**Stated problem**
Set down, in full, every record in the block.

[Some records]
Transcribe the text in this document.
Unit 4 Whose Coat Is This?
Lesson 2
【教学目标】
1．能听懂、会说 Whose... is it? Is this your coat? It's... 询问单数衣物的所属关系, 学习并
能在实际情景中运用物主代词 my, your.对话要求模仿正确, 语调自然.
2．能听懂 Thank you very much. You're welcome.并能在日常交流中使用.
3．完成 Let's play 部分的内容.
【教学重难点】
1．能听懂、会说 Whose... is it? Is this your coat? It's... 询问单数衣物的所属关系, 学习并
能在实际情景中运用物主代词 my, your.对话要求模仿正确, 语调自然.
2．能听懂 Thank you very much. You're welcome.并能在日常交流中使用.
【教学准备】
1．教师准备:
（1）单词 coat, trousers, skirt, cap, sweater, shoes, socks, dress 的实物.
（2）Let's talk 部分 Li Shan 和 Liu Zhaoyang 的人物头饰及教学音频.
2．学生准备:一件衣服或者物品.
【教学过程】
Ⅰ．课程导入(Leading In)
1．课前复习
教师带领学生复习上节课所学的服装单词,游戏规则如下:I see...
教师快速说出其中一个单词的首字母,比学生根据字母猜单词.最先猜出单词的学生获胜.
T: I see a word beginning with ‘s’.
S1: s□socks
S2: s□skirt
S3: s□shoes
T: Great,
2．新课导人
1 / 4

**Expected answer**
Transcribe the text in this document.
Unit 4 Whose Coat Is This?
Lesson 2
【教学目标】
1．能听懂、会说 Whose... is it? Is this your coat? It's... 询问单数衣物的所属关系, 学习并
能在实际情景中运用物主代词 my, your.对话要求模仿正确, 语调自然.
2．能听懂 Thank you very much. You're welcome.并能在日常交流中使用.
3．完成 Let's play 部分的内容.
【教学重难点】
1．能听懂、会说 Whose... is it? Is this your coat? It's... 询问单数衣物的所属关系, 学习并
能在实际情景中运用物主代词 my, your.对话要求模仿正确, 语调自然.
2．能听懂 Thank you very much. You're welcome.并能在日常交流中使用.
【教学准备】
1．教师准备:
（1）单词 coat, trousers, skirt, cap, sweater, shoes, socks, dress 的实物.
（2）Let's talk 部分 Li Shan 和 Liu Zhaoyang 的人物头饰及教学音频.
2．学生准备:一件衣服或者物品.
【教学过程】
Ⅰ．课程导入(Leading In)
1．课前复习
教师带领学生复习上节课所学的服装单词,游戏规则如下:I see...
教师快速说出其中一个单词的首字母,比学生根据字母猜单词.最先猜出单词的学生获胜.
T: I see a word beginning with ‘s’.
S1: s□socks
S2: s□skirt
S3: s□shoes
T: Great,
2．新课导人
1 / 4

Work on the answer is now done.